### INSTRUCTIONS FOR THE TASK
Find the number of lines containing the string "Information" in the data. Answer with the number by itself.

Part of a data file
____

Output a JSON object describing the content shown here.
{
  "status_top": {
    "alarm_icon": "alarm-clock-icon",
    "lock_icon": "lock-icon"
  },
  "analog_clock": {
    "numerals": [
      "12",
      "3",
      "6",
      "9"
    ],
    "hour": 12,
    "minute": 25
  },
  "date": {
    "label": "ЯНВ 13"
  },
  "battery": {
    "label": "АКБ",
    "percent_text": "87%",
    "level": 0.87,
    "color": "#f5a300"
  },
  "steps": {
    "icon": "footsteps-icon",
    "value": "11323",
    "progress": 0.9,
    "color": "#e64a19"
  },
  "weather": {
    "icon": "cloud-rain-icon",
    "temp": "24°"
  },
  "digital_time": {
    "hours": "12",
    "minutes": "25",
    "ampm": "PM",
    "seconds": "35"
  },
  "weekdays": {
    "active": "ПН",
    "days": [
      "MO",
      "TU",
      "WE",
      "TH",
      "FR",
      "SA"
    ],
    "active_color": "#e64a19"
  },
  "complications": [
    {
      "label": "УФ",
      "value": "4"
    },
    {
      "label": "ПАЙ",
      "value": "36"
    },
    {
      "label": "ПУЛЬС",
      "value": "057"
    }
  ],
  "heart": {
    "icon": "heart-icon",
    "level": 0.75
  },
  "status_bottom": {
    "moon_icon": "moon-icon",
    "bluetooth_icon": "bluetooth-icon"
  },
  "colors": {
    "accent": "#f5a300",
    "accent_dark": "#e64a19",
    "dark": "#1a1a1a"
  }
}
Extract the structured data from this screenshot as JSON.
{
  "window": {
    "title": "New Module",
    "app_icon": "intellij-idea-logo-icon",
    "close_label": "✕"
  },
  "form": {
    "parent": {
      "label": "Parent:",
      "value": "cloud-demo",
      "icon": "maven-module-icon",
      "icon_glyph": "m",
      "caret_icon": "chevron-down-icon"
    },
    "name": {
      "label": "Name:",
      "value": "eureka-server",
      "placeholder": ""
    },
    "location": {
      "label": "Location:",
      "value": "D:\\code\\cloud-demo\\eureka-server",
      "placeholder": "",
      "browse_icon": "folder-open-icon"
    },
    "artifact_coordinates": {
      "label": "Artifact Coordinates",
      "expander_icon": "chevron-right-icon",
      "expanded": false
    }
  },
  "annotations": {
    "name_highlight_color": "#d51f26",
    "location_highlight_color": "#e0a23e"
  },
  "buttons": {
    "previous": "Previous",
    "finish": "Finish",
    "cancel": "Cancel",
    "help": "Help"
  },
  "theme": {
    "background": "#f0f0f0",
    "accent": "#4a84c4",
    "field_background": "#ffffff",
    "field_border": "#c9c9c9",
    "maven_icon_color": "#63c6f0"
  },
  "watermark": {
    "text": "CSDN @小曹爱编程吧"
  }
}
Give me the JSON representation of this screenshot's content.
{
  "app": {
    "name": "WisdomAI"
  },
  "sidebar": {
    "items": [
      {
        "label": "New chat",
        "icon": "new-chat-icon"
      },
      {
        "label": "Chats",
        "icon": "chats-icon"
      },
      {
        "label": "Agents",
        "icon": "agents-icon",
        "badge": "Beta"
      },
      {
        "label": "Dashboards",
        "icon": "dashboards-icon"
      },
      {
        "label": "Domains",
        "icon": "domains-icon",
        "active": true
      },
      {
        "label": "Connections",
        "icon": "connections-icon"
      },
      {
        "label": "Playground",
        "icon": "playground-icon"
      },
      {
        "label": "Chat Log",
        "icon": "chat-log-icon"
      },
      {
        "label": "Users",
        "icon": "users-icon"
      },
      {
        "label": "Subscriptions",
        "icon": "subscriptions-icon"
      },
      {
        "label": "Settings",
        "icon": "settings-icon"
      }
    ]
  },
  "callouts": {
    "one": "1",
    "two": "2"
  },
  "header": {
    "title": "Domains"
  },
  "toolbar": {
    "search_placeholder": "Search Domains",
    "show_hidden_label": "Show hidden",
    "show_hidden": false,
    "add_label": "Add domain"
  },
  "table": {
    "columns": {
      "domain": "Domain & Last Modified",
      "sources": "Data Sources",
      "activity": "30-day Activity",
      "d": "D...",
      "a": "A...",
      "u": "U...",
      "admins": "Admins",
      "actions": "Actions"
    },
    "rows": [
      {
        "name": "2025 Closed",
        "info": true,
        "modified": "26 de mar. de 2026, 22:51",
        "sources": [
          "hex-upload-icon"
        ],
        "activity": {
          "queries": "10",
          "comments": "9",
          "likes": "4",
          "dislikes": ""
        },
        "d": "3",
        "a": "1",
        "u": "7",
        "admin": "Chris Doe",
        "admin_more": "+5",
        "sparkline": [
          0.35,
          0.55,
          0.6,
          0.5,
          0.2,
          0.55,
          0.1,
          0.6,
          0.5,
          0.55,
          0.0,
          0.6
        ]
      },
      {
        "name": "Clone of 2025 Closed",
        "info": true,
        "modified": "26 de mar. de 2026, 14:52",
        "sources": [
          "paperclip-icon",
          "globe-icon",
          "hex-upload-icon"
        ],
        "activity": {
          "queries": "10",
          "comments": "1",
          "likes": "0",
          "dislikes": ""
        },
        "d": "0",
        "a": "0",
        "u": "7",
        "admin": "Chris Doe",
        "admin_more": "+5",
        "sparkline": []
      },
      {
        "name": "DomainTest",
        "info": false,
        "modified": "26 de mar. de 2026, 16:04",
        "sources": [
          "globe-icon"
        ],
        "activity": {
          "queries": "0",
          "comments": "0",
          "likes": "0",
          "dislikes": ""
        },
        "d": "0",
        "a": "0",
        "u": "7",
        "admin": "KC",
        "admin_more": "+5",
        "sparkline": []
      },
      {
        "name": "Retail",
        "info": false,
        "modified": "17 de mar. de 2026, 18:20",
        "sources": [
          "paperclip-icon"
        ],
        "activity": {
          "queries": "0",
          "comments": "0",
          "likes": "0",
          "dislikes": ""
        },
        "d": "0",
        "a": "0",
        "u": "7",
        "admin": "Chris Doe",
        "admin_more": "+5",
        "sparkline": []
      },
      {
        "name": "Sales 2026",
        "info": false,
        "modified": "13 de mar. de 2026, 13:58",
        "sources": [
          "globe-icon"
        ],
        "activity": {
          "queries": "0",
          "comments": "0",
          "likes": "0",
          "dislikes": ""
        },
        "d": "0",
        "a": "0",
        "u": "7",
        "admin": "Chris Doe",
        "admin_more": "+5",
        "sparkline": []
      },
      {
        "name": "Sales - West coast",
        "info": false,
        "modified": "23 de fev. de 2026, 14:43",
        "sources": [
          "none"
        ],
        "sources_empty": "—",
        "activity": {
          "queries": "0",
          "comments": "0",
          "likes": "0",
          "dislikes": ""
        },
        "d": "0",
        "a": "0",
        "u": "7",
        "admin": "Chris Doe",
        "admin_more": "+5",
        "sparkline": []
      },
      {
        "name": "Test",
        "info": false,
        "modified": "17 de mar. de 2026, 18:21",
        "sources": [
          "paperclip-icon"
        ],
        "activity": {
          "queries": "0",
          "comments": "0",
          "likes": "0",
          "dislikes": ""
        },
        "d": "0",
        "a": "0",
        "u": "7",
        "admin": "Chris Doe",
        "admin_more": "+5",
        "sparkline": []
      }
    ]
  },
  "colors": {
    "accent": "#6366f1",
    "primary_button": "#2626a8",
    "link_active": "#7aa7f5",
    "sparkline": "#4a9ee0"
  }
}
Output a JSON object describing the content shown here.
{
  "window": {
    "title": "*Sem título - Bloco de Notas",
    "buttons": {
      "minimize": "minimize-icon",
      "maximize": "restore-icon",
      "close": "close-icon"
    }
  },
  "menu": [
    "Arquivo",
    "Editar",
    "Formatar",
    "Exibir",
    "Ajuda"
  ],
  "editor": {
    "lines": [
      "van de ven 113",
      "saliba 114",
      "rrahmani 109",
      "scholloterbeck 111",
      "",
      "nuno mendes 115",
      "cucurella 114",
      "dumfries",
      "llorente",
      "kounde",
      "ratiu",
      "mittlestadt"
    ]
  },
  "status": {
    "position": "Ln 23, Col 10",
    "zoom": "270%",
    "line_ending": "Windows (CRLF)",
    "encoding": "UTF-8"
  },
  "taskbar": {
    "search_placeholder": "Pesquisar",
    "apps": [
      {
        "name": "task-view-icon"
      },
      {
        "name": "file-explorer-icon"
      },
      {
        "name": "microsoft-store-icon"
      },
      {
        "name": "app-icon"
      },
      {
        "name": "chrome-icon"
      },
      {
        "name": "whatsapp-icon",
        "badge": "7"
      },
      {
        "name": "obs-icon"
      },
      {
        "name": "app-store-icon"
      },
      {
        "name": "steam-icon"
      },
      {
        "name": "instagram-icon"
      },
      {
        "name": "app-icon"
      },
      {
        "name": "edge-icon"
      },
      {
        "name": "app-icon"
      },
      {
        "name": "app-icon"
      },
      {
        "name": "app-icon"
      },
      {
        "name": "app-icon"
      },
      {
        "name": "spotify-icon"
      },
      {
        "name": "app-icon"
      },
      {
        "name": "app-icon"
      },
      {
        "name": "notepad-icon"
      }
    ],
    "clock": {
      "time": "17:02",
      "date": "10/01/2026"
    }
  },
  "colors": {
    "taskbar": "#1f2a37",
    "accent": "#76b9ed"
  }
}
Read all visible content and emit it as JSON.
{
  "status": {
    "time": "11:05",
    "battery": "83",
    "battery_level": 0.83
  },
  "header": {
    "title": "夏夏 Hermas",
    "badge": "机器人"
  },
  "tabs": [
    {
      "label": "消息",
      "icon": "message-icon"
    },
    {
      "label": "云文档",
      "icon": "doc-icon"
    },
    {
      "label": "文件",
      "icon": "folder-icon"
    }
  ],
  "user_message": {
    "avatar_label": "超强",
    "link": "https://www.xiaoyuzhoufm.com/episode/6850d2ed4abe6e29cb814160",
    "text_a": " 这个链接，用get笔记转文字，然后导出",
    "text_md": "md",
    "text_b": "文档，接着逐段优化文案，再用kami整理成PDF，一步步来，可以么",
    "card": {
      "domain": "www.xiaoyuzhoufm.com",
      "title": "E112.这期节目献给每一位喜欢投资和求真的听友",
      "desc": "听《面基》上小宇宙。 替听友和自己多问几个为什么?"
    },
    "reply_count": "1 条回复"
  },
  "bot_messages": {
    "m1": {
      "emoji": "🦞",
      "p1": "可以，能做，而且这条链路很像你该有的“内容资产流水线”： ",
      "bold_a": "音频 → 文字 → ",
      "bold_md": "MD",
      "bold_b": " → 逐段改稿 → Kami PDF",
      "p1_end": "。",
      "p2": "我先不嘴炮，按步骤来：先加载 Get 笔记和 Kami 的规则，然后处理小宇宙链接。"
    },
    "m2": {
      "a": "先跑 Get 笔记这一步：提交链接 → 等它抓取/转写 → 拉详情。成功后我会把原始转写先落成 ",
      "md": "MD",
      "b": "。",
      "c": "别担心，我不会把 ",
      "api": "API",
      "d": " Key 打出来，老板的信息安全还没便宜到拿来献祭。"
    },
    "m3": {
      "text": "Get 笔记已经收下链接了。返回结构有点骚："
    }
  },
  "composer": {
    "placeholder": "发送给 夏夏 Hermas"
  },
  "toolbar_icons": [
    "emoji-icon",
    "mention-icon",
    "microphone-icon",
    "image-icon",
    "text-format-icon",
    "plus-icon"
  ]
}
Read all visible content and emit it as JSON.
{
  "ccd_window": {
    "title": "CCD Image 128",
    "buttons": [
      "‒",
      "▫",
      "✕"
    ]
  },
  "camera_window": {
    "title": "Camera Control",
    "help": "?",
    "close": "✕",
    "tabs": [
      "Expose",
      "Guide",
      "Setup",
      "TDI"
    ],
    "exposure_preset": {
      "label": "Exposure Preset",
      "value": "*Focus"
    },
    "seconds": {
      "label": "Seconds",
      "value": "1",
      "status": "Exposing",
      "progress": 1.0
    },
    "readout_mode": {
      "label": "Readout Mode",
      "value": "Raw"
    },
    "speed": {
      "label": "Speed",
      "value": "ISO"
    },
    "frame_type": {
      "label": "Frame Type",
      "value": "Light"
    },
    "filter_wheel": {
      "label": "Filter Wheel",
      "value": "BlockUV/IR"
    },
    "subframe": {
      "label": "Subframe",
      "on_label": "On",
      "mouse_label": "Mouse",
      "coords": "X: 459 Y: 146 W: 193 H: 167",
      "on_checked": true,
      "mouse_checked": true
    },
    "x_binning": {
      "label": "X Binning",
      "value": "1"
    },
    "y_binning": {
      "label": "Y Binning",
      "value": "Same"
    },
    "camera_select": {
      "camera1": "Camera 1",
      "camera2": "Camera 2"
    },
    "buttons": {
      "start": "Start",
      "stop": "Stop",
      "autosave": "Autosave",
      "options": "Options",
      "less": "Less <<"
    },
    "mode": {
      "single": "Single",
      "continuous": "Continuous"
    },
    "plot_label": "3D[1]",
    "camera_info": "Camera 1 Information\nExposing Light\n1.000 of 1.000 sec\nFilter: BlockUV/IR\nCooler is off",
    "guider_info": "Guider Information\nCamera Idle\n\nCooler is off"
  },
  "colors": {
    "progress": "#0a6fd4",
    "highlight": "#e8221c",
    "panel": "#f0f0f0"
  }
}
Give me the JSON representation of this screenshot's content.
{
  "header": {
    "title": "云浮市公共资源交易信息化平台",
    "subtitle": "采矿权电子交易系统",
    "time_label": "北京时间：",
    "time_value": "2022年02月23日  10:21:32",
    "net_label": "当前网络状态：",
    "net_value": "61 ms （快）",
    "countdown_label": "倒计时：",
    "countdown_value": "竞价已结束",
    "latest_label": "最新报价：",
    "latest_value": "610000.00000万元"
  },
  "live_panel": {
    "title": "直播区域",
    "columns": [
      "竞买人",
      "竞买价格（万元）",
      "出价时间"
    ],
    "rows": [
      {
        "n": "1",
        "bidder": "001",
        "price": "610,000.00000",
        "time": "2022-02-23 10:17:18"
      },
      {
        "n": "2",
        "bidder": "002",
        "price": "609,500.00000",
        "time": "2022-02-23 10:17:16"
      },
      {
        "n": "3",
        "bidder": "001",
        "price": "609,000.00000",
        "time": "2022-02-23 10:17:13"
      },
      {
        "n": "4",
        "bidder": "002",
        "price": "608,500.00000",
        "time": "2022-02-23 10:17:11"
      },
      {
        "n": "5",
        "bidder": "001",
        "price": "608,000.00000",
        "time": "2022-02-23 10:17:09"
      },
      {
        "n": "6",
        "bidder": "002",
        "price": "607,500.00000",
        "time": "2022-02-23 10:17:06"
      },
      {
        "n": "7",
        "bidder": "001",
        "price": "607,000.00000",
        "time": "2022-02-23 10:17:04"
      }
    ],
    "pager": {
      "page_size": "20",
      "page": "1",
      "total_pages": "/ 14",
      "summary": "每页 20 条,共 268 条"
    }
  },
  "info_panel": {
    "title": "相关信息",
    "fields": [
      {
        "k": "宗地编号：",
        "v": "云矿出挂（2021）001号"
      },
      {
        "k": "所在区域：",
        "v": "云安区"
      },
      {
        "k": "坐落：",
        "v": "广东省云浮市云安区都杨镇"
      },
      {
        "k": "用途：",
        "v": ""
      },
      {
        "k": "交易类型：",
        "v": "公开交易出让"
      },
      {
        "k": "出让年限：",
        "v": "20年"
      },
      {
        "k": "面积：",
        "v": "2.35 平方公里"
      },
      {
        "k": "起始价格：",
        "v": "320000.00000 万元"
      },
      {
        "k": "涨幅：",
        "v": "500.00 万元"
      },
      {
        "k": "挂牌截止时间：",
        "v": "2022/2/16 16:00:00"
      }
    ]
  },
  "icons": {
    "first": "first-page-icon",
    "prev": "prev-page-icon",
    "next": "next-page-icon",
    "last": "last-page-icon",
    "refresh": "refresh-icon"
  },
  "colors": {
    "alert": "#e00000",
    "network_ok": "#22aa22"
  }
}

____

### TASK ANSWER
2